All of the records below should be output exactly.

Data entries:
(begin)

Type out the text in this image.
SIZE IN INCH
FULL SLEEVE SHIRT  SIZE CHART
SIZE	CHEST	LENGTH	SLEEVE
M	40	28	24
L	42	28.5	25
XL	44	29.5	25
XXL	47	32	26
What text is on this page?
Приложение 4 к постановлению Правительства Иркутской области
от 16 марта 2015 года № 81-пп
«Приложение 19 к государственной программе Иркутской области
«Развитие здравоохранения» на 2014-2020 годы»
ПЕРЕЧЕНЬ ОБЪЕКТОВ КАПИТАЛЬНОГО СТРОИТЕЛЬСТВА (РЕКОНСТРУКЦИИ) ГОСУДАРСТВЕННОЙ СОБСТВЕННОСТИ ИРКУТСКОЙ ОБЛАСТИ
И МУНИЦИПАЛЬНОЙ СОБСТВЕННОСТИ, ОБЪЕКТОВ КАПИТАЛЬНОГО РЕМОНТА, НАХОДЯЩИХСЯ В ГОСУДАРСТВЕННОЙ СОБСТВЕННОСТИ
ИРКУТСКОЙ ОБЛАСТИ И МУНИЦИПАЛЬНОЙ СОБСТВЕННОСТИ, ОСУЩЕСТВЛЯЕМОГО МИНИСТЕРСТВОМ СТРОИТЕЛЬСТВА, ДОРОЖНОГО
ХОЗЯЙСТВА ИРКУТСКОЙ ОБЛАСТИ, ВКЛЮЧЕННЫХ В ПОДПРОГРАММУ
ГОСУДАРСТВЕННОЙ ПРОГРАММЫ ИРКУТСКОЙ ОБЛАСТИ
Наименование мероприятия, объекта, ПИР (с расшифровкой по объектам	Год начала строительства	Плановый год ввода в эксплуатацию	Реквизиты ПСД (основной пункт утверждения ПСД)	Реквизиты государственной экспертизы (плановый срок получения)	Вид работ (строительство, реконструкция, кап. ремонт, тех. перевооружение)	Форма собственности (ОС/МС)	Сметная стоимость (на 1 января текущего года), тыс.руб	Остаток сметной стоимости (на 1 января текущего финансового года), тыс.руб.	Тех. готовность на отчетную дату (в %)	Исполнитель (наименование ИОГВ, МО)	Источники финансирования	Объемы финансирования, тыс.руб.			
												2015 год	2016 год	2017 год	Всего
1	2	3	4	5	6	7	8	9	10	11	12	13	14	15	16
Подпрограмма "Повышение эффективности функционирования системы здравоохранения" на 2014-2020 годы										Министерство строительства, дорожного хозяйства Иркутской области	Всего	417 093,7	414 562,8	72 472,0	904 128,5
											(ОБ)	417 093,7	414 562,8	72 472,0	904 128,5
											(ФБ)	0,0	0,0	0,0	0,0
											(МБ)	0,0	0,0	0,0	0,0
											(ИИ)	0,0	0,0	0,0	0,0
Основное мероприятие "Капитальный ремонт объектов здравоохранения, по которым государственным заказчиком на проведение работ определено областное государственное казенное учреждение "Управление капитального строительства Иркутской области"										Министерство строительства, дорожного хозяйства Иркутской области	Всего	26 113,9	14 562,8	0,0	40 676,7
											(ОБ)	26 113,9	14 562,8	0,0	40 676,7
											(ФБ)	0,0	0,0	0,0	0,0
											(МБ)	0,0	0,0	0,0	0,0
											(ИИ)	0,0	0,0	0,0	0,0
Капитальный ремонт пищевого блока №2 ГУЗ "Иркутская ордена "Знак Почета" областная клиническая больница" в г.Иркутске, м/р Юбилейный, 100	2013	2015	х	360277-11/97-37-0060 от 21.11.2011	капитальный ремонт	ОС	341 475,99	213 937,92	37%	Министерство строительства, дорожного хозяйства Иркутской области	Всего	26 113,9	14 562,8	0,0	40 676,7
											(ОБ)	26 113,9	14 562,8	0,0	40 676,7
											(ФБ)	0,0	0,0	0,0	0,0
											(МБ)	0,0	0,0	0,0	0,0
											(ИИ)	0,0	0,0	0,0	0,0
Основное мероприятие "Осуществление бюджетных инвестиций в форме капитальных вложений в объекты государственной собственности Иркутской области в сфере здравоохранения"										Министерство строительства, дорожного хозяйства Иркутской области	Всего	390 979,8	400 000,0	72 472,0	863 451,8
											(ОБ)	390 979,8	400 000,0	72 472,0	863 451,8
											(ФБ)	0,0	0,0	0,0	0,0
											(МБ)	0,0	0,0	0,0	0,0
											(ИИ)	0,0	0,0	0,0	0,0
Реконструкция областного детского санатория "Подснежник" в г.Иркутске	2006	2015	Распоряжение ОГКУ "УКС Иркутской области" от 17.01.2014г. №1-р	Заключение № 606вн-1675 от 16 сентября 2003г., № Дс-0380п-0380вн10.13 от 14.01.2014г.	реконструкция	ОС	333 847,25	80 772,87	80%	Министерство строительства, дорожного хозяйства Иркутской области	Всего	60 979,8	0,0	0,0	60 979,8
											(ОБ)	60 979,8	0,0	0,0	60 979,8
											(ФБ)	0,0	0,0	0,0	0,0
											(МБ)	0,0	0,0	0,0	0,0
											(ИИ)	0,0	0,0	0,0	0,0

(end)

= Written solution =
Type out the text in this image.
SIZE IN INCH
FULL SLEEVE SHIRT  SIZE CHART
SIZE	CHEST	LENGTH	SLEEVE
M	40	28	24
L	42	28.5	25
XL	44	29.5	25
XXL	47	32	26
What text is on this page?
Приложение 4 к постановлению Правительства Иркутской области
от 16 марта 2015 года № 81-пп
«Приложение 19 к государственной программе Иркутской области
«Развитие здравоохранения» на 2014-2020 годы»
ПЕРЕЧЕНЬ ОБЪЕКТОВ КАПИТАЛЬНОГО СТРОИТЕЛЬСТВА (РЕКОНСТРУКЦИИ) ГОСУДАРСТВЕННОЙ СОБСТВЕННОСТИ ИРКУТСКОЙ ОБЛАСТИ
И МУНИЦИПАЛЬНОЙ СОБСТВЕННОСТИ, ОБЪЕКТОВ КАПИТАЛЬНОГО РЕМОНТА, НАХОДЯЩИХСЯ В ГОСУДАРСТВЕННОЙ СОБСТВЕННОСТИ
ИРКУТСКОЙ ОБЛАСТИ И МУНИЦИПАЛЬНОЙ СОБСТВЕННОСТИ, ОСУЩЕСТВЛЯЕМОГО МИНИСТЕРСТВОМ СТРОИТЕЛЬСТВА, ДОРОЖНОГО
ХОЗЯЙСТВА ИРКУТСКОЙ ОБЛАСТИ, ВКЛЮЧЕННЫХ В ПОДПРОГРАММУ
ГОСУДАРСТВЕННОЙ ПРОГРАММЫ ИРКУТСКОЙ ОБЛАСТИ
Наименование мероприятия, объекта, ПИР (с расшифровкой по объектам	Год начала строительства	Плановый год ввода в эксплуатацию	Реквизиты ПСД (основной пункт утверждения ПСД)	Реквизиты государственной экспертизы (плановый срок получения)	Вид работ (строительство, реконструкция, кап. ремонт, тех. перевооружение)	Форма собственности (ОС/МС)	Сметная стоимость (на 1 января текущего года), тыс.руб	Остаток сметной стоимости (на 1 января текущего финансового года), тыс.руб.	Тех. готовность на отчетную дату (в %)	Исполнитель (наименование ИОГВ, МО)	Источники финансирования	Объемы финансирования, тыс.руб.			
												2015 год	2016 год	2017 год	Всего
1	2	3	4	5	6	7	8	9	10	11	12	13	14	15	16
Подпрограмма "Повышение эффективности функционирования системы здравоохранения" на 2014-2020 годы										Министерство строительства, дорожного хозяйства Иркутской области	Всего	417 093,7	414 562,8	72 472,0	904 128,5
											(ОБ)	417 093,7	414 562,8	72 472,0	904 128,5
											(ФБ)	0,0	0,0	0,0	0,0
											(МБ)	0,0	0,0	0,0	0,0
											(ИИ)	0,0	0,0	0,0	0,0
Основное мероприятие "Капитальный ремонт объектов здравоохранения, по которым государственным заказчиком на проведение работ определено областное государственное казенное учреждение "Управление капитального строительства Иркутской области"										Министерство строительства, дорожного хозяйства Иркутской области	Всего	26 113,9	14 562,8	0,0	40 676,7
											(ОБ)	26 113,9	14 562,8	0,0	40 676,7
											(ФБ)	0,0	0,0	0,0	0,0
											(МБ)	0,0	0,0	0,0	0,0
											(ИИ)	0,0	0,0	0,0	0,0
Капитальный ремонт пищевого блока №2 ГУЗ "Иркутская ордена "Знак Почета" областная клиническая больница" в г.Иркутске, м/р Юбилейный, 100	2013	2015	х	360277-11/97-37-0060 от 21.11.2011	капитальный ремонт	ОС	341 475,99	213 937,92	37%	Министерство строительства, дорожного хозяйства Иркутской области	Всего	26 113,9	14 562,8	0,0	40 676,7
											(ОБ)	26 113,9	14 562,8	0,0	40 676,7
											(ФБ)	0,0	0,0	0,0	0,0
											(МБ)	0,0	0,0	0,0	0,0
											(ИИ)	0,0	0,0	0,0	0,0
Основное мероприятие "Осуществление бюджетных инвестиций в форме капитальных вложений в объекты государственной собственности Иркутской области в сфере здравоохранения"										Министерство строительства, дорожного хозяйства Иркутской области	Всего	390 979,8	400 000,0	72 472,0	863 451,8
											(ОБ)	390 979,8	400 000,0	72 472,0	863 451,8
											(ФБ)	0,0	0,0	0,0	0,0
											(МБ)	0,0	0,0	0,0	0,0
											(ИИ)	0,0	0,0	0,0	0,0
Реконструкция областного детского санатория "Подснежник" в г.Иркутске	2006	2015	Распоряжение ОГКУ "УКС Иркутской области" от 17.01.2014г. №1-р	Заключение № 606вн-1675 от 16 сентября 2003г., № Дс-0380п-0380вн10.13 от 14.01.2014г.	реконструкция	ОС	333 847,25	80 772,87	80%	Министерство строительства, дорожного хозяйства Иркутской области	Всего	60 979,8	0,0	0,0	60 979,8
											(ОБ)	60 979,8	0,0	0,0	60 979,8
											(ФБ)	0,0	0,0	0,0	0,0
											(МБ)	0,0	0,0	0,0	0,0
											(ИИ)	0,0	0,0	0,0	0,0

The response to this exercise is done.